EXERCISE DESCRIPTION
Exact repetition of every entry is required.

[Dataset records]
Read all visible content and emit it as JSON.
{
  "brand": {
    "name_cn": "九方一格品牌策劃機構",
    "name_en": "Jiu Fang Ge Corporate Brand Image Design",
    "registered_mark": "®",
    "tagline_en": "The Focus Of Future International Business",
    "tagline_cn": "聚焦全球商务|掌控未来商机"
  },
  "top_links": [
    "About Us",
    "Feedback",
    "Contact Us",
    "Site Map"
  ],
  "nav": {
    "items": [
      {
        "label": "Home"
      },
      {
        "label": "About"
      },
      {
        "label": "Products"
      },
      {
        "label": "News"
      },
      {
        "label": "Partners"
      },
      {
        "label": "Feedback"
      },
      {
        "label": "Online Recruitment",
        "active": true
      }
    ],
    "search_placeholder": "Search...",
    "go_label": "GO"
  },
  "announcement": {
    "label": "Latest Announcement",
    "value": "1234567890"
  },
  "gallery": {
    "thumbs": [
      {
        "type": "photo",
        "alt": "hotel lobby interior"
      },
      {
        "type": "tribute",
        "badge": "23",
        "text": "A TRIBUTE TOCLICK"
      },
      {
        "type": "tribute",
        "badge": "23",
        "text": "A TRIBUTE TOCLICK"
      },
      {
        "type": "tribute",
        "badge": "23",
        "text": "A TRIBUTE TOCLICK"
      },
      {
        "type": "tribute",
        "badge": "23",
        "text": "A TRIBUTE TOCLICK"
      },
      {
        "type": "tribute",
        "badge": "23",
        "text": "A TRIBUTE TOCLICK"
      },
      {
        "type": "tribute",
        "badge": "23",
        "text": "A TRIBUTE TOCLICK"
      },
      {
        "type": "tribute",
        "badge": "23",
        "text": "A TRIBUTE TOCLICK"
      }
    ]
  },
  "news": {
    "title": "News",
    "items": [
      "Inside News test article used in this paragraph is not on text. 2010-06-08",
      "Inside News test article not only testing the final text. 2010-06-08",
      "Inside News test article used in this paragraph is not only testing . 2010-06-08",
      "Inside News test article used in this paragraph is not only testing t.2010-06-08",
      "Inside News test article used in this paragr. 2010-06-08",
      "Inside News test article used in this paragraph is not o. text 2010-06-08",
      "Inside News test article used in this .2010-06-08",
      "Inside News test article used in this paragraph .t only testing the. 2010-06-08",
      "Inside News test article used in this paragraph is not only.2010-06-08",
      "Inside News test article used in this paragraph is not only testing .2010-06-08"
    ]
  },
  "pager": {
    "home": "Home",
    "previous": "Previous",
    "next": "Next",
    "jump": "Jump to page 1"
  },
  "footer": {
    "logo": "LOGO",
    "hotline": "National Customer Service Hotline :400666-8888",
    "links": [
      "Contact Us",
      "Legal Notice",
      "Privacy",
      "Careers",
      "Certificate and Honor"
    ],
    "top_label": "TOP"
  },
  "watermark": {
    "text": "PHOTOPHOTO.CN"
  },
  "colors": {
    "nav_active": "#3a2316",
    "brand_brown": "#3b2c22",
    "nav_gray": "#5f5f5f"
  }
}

ANSWER TO THE PROBLEM
Read all visible content and emit it as JSON.
{
  "brand": {
    "name_cn": "九方一格品牌策劃機構",
    "name_en": "Jiu Fang Ge Corporate Brand Image Design",
    "registered_mark": "®",
    "tagline_en": "The Focus Of Future International Business",
    "tagline_cn": "聚焦全球商务|掌控未来商机"
  },
  "top_links": [
    "About Us",
    "Feedback",
    "Contact Us",
    "Site Map"
  ],
  "nav": {
    "items": [
      {
        "label": "Home"
      },
      {
        "label": "About"
      },
      {
        "label": "Products"
      },
      {
        "label": "News"
      },
      {
        "label": "Partners"
      },
      {
        "label": "Feedback"
      },
      {
        "label": "Online Recruitment",
        "active": true
      }
    ],
    "search_placeholder": "Search...",
    "go_label": "GO"
  },
  "announcement": {
    "label": "Latest Announcement",
    "value": "1234567890"
  },
  "gallery": {
    "thumbs": [
      {
        "type": "photo",
        "alt": "hotel lobby interior"
      },
      {
        "type": "tribute",
        "badge": "23",
        "text": "A TRIBUTE TOCLICK"
      },
      {
        "type": "tribute",
        "badge": "23",
        "text": "A TRIBUTE TOCLICK"
      },
      {
        "type": "tribute",
        "badge": "23",
        "text": "A TRIBUTE TOCLICK"
      },
      {
        "type": "tribute",
        "badge": "23",
        "text": "A TRIBUTE TOCLICK"
      },
      {
        "type": "tribute",
        "badge": "23",
        "text": "A TRIBUTE TOCLICK"
      },
      {
        "type": "tribute",
        "badge": "23",
        "text": "A TRIBUTE TOCLICK"
      },
      {
        "type": "tribute",
        "badge": "23",
        "text": "A TRIBUTE TOCLICK"
      }
    ]
  },
  "news": {
    "title": "News",
    "items": [
      "Inside News test article used in this paragraph is not on text. 2010-06-08",
      "Inside News test article not only testing the final text. 2010-06-08",
      "Inside News test article used in this paragraph is not only testing . 2010-06-08",
      "Inside News test article used in this paragraph is not only testing t.2010-06-08",
      "Inside News test article used in this paragr. 2010-06-08",
      "Inside News test article used in this paragraph is not o. text 2010-06-08",
      "Inside News test article used in this .2010-06-08",
      "Inside News test article used in this paragraph .t only testing the. 2010-06-08",
      "Inside News test article used in this paragraph is not only.2010-06-08",
      "Inside News test article used in this paragraph is not only testing .2010-06-08"
    ]
  },
  "pager": {
    "home": "Home",
    "previous": "Previous",
    "next": "Next",
    "jump": "Jump to page 1"
  },
  "footer": {
    "logo": "LOGO",
    "hotline": "National Customer Service Hotline :400666-8888",
    "links": [
      "Contact Us",
      "Legal Notice",
      "Privacy",
      "Careers",
      "Certificate and Honor"
    ],
    "top_label": "TOP"
  },
  "watermark": {
    "text": "PHOTOPHOTO.CN"
  },
  "colors": {
    "nav_active": "#3a2316",
    "brand_brown": "#3b2c22",
    "nav_gray": "#5f5f5f"
  }
}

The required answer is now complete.